— start Listed records —
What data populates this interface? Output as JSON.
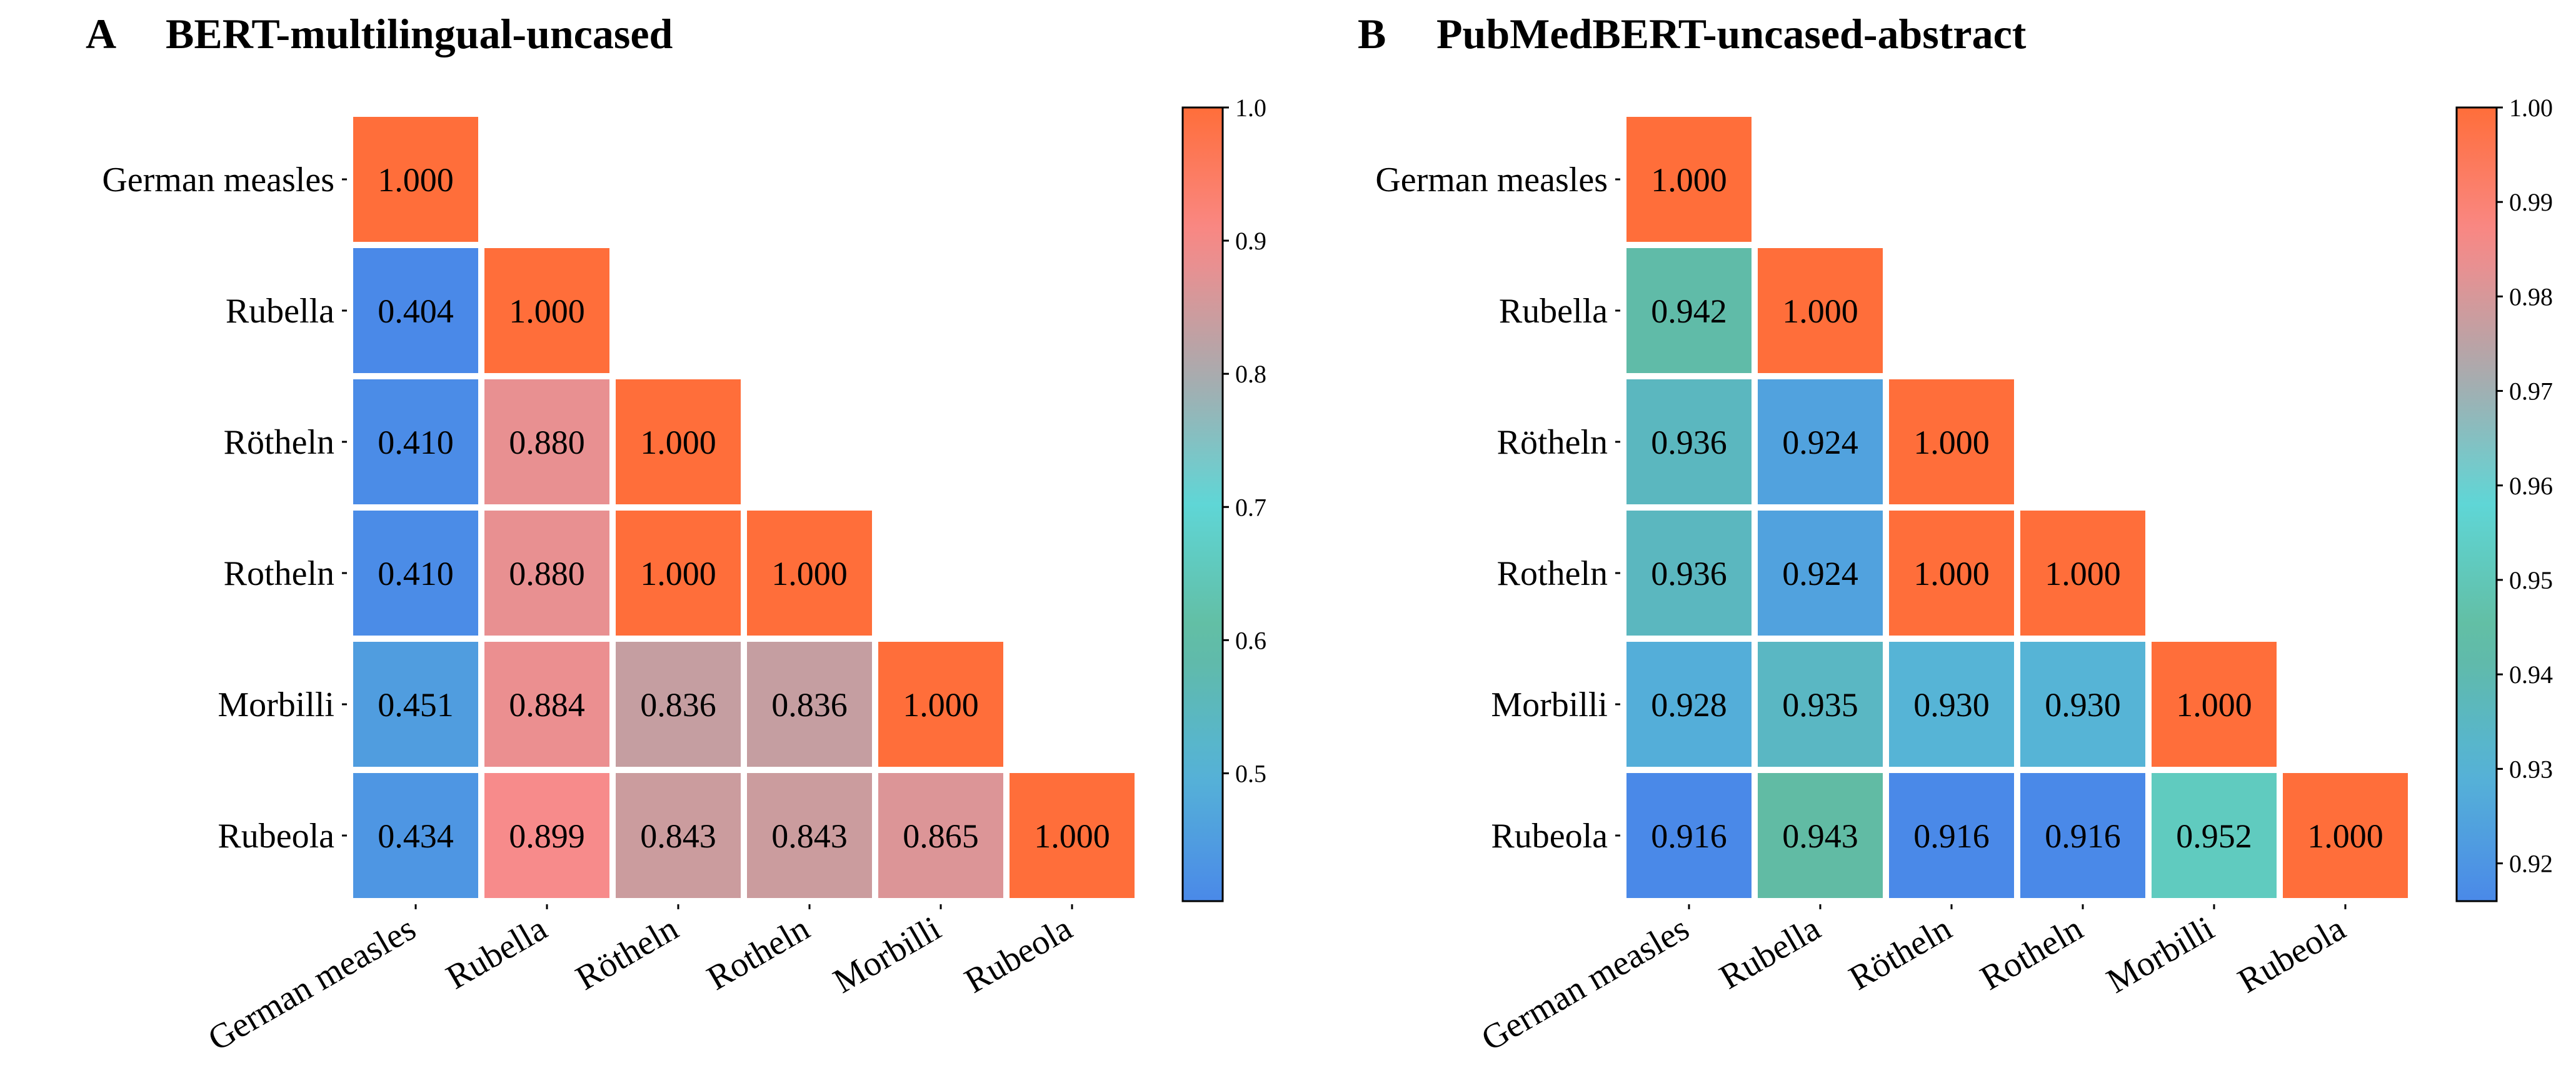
{
  "chart_data": [
    {
      "type": "heatmap",
      "panel": "A",
      "title": "BERT-multilingual-uncased",
      "categories": [
        "German measles",
        "Rubella",
        "Rötheln",
        "Rotheln",
        "Morbilli",
        "Rubeola"
      ],
      "matrix": [
        [
          1.0
        ],
        [
          0.404,
          1.0
        ],
        [
          0.41,
          0.88,
          1.0
        ],
        [
          0.41,
          0.88,
          1.0,
          1.0
        ],
        [
          0.451,
          0.884,
          0.836,
          0.836,
          1.0
        ],
        [
          0.434,
          0.899,
          0.843,
          0.843,
          0.865,
          1.0
        ]
      ],
      "colorbar": {
        "min": 0.404,
        "max": 1.0,
        "ticks": [
          "0.5",
          "0.6",
          "0.7",
          "0.8",
          "0.9",
          "1.0"
        ]
      }
    },
    {
      "type": "heatmap",
      "panel": "B",
      "title": "PubMedBERT-uncased-abstract",
      "categories": [
        "German measles",
        "Rubella",
        "Rötheln",
        "Rotheln",
        "Morbilli",
        "Rubeola"
      ],
      "matrix": [
        [
          1.0
        ],
        [
          0.942,
          1.0
        ],
        [
          0.936,
          0.924,
          1.0
        ],
        [
          0.936,
          0.924,
          1.0,
          1.0
        ],
        [
          0.928,
          0.935,
          0.93,
          0.93,
          1.0
        ],
        [
          0.916,
          0.943,
          0.916,
          0.916,
          0.952,
          1.0
        ]
      ],
      "colorbar": {
        "min": 0.916,
        "max": 1.0,
        "ticks": [
          "0.92",
          "0.93",
          "0.94",
          "0.95",
          "0.96",
          "0.97",
          "0.98",
          "0.99",
          "1.00"
        ]
      }
    }
  ],
  "colormap": [
    "#4a89e8",
    "#56b4d6",
    "#62bca0",
    "#5fd6d6",
    "#aaa9ad",
    "#f88a8a",
    "#ff6e3a"
  ]
}
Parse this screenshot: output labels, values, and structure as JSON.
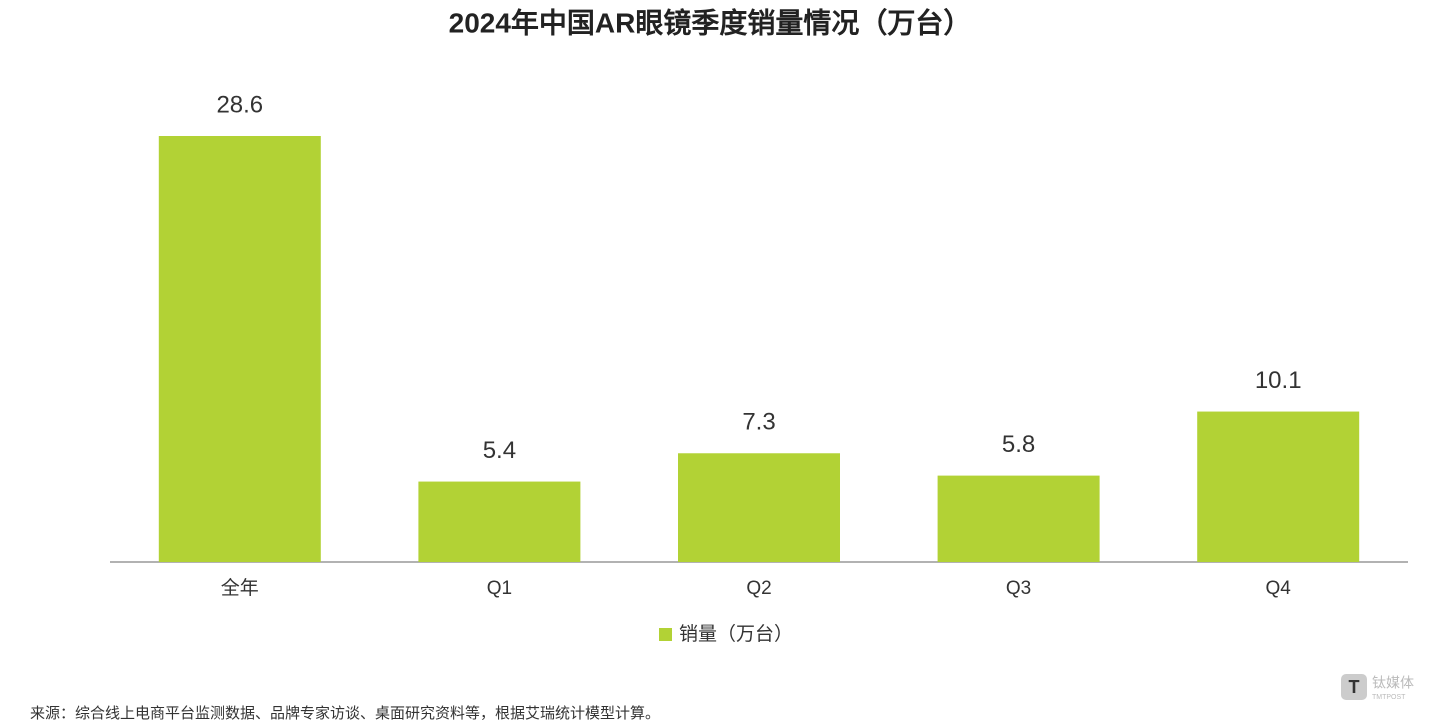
{
  "chart_data": {
    "type": "bar",
    "title": "2024年中国AR眼镜季度销量情况（万台）",
    "categories": [
      "全年",
      "Q1",
      "Q2",
      "Q3",
      "Q4"
    ],
    "series": [
      {
        "name": "销量（万台）",
        "color": "#b2d235",
        "values": [
          28.6,
          5.4,
          7.3,
          5.8,
          10.1
        ]
      }
    ],
    "source": "来源：综合线上电商平台监测数据、品牌专家访谈、桌面研究资料等，根据艾瑞统计模型计算。",
    "watermark": {
      "name": "钛媒体",
      "subtitle": "TMTPOST"
    }
  }
}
— end Listed records —
▶ _Required work_: Extract only the lines from the line containing "Parse this screenshot: output" through the final line of the records; keep both ends and drop every picture.

▶ _Written response_:
Parse this screenshot: output labels, values, and structure as JSON.
{
  "chart_data": {
    "type": "bar",
    "title": "2024年中国AR眼镜季度销量情况（万台）",
    "categories": [
      "全年",
      "Q1",
      "Q2",
      "Q3",
      "Q4"
    ],
    "series": [
      {
        "name": "销量（万台）",
        "color": "#b2d235",
        "values": [
          28.6,
          5.4,
          7.3,
          5.8,
          10.1
        ]
      }
    ],
    "source": "来源：综合线上电商平台监测数据、品牌专家访谈、桌面研究资料等，根据艾瑞统计模型计算。",
    "watermark": {
      "name": "钛媒体",
      "subtitle": "TMTPOST"
    }
  }
}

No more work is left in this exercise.